Every line of the material below should be repeated exactly.
=== Supplied records ===
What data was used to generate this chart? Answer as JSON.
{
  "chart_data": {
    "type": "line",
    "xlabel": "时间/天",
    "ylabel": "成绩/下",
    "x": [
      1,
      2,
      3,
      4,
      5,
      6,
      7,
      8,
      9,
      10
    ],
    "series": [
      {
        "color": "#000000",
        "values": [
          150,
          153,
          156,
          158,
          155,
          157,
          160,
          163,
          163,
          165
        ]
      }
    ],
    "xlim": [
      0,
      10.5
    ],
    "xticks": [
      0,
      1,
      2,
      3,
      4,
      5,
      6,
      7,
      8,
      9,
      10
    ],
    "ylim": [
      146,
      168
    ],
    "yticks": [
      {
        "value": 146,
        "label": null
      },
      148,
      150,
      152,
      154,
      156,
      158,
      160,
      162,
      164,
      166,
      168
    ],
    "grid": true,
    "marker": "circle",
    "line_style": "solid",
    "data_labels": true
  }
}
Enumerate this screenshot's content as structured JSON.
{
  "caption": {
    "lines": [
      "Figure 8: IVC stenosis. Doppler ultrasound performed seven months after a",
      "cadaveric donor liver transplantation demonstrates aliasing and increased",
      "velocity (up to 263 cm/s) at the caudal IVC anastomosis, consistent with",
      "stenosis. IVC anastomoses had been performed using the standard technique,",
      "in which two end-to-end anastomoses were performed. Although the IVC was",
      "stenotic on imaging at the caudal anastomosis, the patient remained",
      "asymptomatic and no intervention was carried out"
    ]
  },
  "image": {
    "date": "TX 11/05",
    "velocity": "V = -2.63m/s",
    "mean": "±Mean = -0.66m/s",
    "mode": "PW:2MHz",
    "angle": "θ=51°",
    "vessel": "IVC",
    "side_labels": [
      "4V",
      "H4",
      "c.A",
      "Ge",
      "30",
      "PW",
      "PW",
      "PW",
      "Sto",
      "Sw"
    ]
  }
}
===
Expected answer —
What data was used to generate this chart? Answer as JSON.
{
  "chart_data": {
    "type": "line",
    "xlabel": "时间/天",
    "ylabel": "成绩/下",
    "x": [
      1,
      2,
      3,
      4,
      5,
      6,
      7,
      8,
      9,
      10
    ],
    "series": [
      {
        "color": "#000000",
        "values": [
          150,
          153,
          156,
          158,
          155,
          157,
          160,
          163,
          163,
          165
        ]
      }
    ],
    "xlim": [
      0,
      10.5
    ],
    "xticks": [
      0,
      1,
      2,
      3,
      4,
      5,
      6,
      7,
      8,
      9,
      10
    ],
    "ylim": [
      146,
      168
    ],
    "yticks": [
      {
        "value": 146,
        "label": null
      },
      148,
      150,
      152,
      154,
      156,
      158,
      160,
      162,
      164,
      166,
      168
    ],
    "grid": true,
    "marker": "circle",
    "line_style": "solid",
    "data_labels": true
  }
}
Enumerate this screenshot's content as structured JSON.
{
  "caption": {
    "lines": [
      "Figure 8: IVC stenosis. Doppler ultrasound performed seven months after a",
      "cadaveric donor liver transplantation demonstrates aliasing and increased",
      "velocity (up to 263 cm/s) at the caudal IVC anastomosis, consistent with",
      "stenosis. IVC anastomoses had been performed using the standard technique,",
      "in which two end-to-end anastomoses were performed. Although the IVC was",
      "stenotic on imaging at the caudal anastomosis, the patient remained",
      "asymptomatic and no intervention was carried out"
    ]
  },
  "image": {
    "date": "TX 11/05",
    "velocity": "V = -2.63m/s",
    "mean": "±Mean = -0.66m/s",
    "mode": "PW:2MHz",
    "angle": "θ=51°",
    "vessel": "IVC",
    "side_labels": [
      "4V",
      "H4",
      "c.A",
      "Ge",
      "30",
      "PW",
      "PW",
      "PW",
      "Sto",
      "Sw"
    ]
  }
}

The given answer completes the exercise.